#### [Problem requirements]
Give every line from the entries that contains "chants".

#### [Record extracts]
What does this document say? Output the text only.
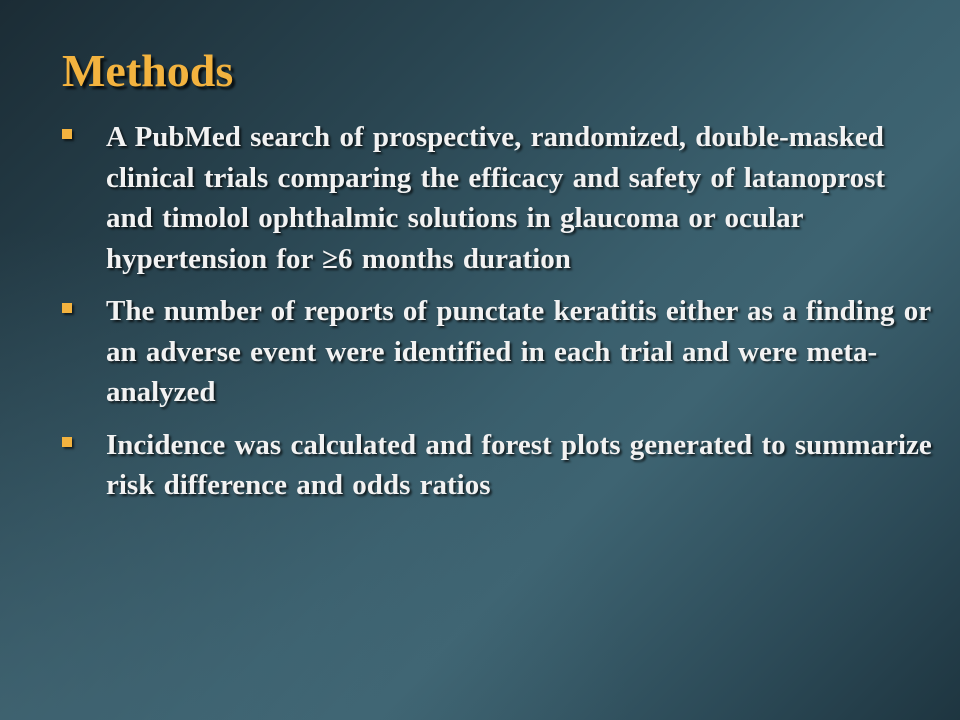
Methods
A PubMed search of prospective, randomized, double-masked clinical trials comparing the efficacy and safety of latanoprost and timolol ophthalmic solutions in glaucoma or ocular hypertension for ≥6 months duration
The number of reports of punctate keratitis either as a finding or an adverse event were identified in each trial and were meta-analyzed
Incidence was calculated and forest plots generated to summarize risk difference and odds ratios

==

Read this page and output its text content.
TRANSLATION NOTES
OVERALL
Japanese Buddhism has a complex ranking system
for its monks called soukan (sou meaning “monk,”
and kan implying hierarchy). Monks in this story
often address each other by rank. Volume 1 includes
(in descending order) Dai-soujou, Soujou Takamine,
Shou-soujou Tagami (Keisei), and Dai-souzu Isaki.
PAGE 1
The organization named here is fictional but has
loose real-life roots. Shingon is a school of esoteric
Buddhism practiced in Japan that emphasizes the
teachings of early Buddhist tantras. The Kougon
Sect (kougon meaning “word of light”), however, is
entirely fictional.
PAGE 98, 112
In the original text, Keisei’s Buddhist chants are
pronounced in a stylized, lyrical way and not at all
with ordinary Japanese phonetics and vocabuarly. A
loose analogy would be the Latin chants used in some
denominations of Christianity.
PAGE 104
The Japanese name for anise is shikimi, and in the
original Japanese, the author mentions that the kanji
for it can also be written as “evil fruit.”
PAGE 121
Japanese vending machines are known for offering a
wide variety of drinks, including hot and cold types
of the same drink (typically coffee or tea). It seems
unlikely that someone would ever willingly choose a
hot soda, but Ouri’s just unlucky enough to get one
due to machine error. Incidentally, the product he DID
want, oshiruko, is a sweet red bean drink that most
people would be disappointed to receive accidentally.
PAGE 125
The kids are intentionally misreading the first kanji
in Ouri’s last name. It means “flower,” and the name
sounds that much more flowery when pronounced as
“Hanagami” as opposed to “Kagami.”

#### [Problem solution]
In the original text, Keisei’s Buddhist chants are
loose analogy would be the Latin chants used in some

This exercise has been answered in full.